Lines of data
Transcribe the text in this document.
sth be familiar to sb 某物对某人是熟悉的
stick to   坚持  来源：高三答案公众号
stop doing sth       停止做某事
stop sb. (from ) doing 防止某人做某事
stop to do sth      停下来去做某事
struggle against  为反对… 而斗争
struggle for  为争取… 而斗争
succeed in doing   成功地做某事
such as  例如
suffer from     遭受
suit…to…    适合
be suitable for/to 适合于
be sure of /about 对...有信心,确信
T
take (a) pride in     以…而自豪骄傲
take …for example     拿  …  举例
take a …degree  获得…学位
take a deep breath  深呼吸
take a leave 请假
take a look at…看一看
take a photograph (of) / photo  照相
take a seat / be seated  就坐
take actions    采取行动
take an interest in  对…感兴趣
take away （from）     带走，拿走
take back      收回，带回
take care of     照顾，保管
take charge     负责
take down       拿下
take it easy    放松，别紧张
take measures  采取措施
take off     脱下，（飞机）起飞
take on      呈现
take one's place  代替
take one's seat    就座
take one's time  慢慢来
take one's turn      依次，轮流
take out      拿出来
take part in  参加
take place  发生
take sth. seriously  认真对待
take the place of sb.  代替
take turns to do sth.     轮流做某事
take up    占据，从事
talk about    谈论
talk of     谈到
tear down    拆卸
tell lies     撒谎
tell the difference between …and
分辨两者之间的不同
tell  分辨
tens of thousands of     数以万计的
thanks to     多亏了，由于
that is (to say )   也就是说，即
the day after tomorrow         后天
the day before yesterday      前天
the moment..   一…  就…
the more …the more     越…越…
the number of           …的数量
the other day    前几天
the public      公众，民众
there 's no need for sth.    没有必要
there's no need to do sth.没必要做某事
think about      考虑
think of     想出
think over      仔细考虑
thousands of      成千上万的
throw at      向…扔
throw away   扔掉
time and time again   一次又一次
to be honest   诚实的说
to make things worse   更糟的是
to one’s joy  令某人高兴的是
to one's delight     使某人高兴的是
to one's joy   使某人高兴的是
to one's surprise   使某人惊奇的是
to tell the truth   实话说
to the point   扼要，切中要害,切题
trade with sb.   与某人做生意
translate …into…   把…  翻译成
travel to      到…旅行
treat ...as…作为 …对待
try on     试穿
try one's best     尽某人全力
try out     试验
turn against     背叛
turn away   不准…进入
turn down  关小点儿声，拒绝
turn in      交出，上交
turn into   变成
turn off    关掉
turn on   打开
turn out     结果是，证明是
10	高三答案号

> [YOUR TASK]: Extract all lines that hold the word "there".

> [WRITTEN RESPONSE]:
there 's no need for sth.    没有必要
there's no need to do sth.没必要做某事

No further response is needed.